◆ PROBLEM
The entries below are to be transcribed in full, without their images.

[Data extracted from a collection]

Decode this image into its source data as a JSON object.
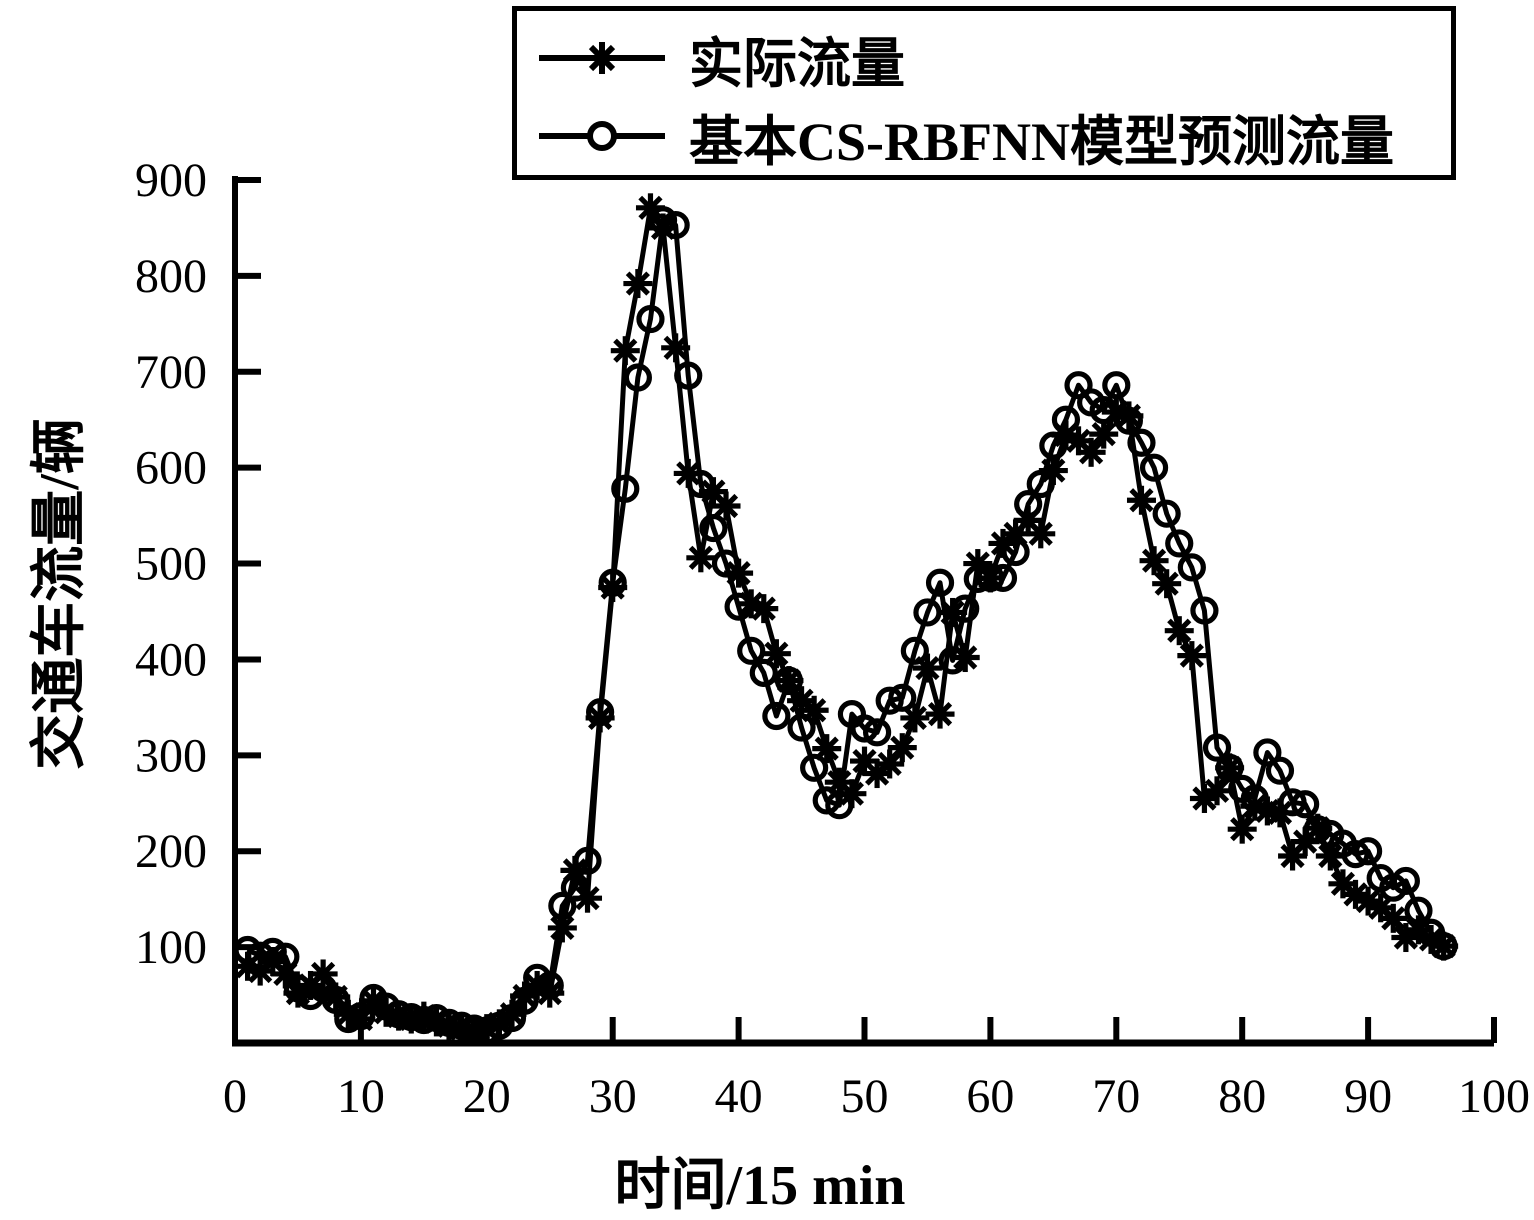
{
  "figure": {
    "background": "#ffffff",
    "ink_color": "#000000"
  },
  "chart_data": {
    "type": "line",
    "title": "",
    "xlabel": "时间/15 min",
    "ylabel": "交通车流量/辆",
    "xlim": [
      0,
      100
    ],
    "ylim": [
      0,
      900
    ],
    "x_ticks": [
      0,
      10,
      20,
      30,
      40,
      50,
      60,
      70,
      80,
      90,
      100
    ],
    "y_ticks": [
      100,
      200,
      300,
      400,
      500,
      600,
      700,
      800,
      900
    ],
    "grid": false,
    "legend_position": "top",
    "x_start": 1,
    "series": [
      {
        "name": "实际流量",
        "marker": "asterisk",
        "color": "#000000",
        "values": [
          80,
          75,
          85,
          72,
          52,
          60,
          72,
          48,
          30,
          25,
          44,
          32,
          28,
          25,
          28,
          22,
          18,
          15,
          12,
          15,
          20,
          30,
          49,
          60,
          52,
          120,
          180,
          151,
          339,
          475,
          722,
          792,
          871,
          850,
          725,
          594,
          506,
          575,
          560,
          490,
          458,
          453,
          406,
          378,
          357,
          347,
          307,
          272,
          260,
          294,
          281,
          291,
          308,
          339,
          391,
          343,
          449,
          402,
          500,
          485,
          521,
          531,
          545,
          531,
          597,
          634,
          628,
          616,
          635,
          658,
          654,
          566,
          503,
          479,
          430,
          404,
          255,
          263,
          287,
          223,
          247,
          242,
          240,
          195,
          210,
          224,
          195,
          166,
          155,
          148,
          141,
          130,
          110,
          118,
          108,
          101
        ]
      },
      {
        "name": "基本CS-RBFNN模型预测流量",
        "marker": "circle",
        "color": "#000000",
        "values": [
          97,
          91,
          95,
          90,
          57,
          49,
          57,
          45,
          25,
          28,
          47,
          38,
          30,
          27,
          24,
          26,
          21,
          18,
          15,
          13,
          18,
          26,
          44,
          68,
          60,
          143,
          162,
          190,
          345,
          480,
          578,
          694,
          755,
          858,
          853,
          696,
          583,
          537,
          500,
          455,
          409,
          386,
          341,
          378,
          329,
          287,
          253,
          248,
          343,
          328,
          324,
          357,
          360,
          409,
          449,
          480,
          399,
          453,
          484,
          485,
          485,
          512,
          562,
          583,
          623,
          650,
          686,
          668,
          660,
          686,
          649,
          626,
          600,
          552,
          521,
          496,
          451,
          308,
          287,
          265,
          255,
          303,
          284,
          251,
          249,
          223,
          218,
          208,
          197,
          200,
          172,
          162,
          169,
          138,
          115,
          101
        ]
      }
    ]
  }
}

◆ SOLUTION
Decode this image into its source data as a JSON object.
{
  "figure": {
    "background": "#ffffff",
    "ink_color": "#000000"
  },
  "chart_data": {
    "type": "line",
    "title": "",
    "xlabel": "时间/15 min",
    "ylabel": "交通车流量/辆",
    "xlim": [
      0,
      100
    ],
    "ylim": [
      0,
      900
    ],
    "x_ticks": [
      0,
      10,
      20,
      30,
      40,
      50,
      60,
      70,
      80,
      90,
      100
    ],
    "y_ticks": [
      100,
      200,
      300,
      400,
      500,
      600,
      700,
      800,
      900
    ],
    "grid": false,
    "legend_position": "top",
    "x_start": 1,
    "series": [
      {
        "name": "实际流量",
        "marker": "asterisk",
        "color": "#000000",
        "values": [
          80,
          75,
          85,
          72,
          52,
          60,
          72,
          48,
          30,
          25,
          44,
          32,
          28,
          25,
          28,
          22,
          18,
          15,
          12,
          15,
          20,
          30,
          49,
          60,
          52,
          120,
          180,
          151,
          339,
          475,
          722,
          792,
          871,
          850,
          725,
          594,
          506,
          575,
          560,
          490,
          458,
          453,
          406,
          378,
          357,
          347,
          307,
          272,
          260,
          294,
          281,
          291,
          308,
          339,
          391,
          343,
          449,
          402,
          500,
          485,
          521,
          531,
          545,
          531,
          597,
          634,
          628,
          616,
          635,
          658,
          654,
          566,
          503,
          479,
          430,
          404,
          255,
          263,
          287,
          223,
          247,
          242,
          240,
          195,
          210,
          224,
          195,
          166,
          155,
          148,
          141,
          130,
          110,
          118,
          108,
          101
        ]
      },
      {
        "name": "基本CS-RBFNN模型预测流量",
        "marker": "circle",
        "color": "#000000",
        "values": [
          97,
          91,
          95,
          90,
          57,
          49,
          57,
          45,
          25,
          28,
          47,
          38,
          30,
          27,
          24,
          26,
          21,
          18,
          15,
          13,
          18,
          26,
          44,
          68,
          60,
          143,
          162,
          190,
          345,
          480,
          578,
          694,
          755,
          858,
          853,
          696,
          583,
          537,
          500,
          455,
          409,
          386,
          341,
          378,
          329,
          287,
          253,
          248,
          343,
          328,
          324,
          357,
          360,
          409,
          449,
          480,
          399,
          453,
          484,
          485,
          485,
          512,
          562,
          583,
          623,
          650,
          686,
          668,
          660,
          686,
          649,
          626,
          600,
          552,
          521,
          496,
          451,
          308,
          287,
          265,
          255,
          303,
          284,
          251,
          249,
          223,
          218,
          208,
          197,
          200,
          172,
          162,
          169,
          138,
          115,
          101
        ]
      }
    ]
  }
}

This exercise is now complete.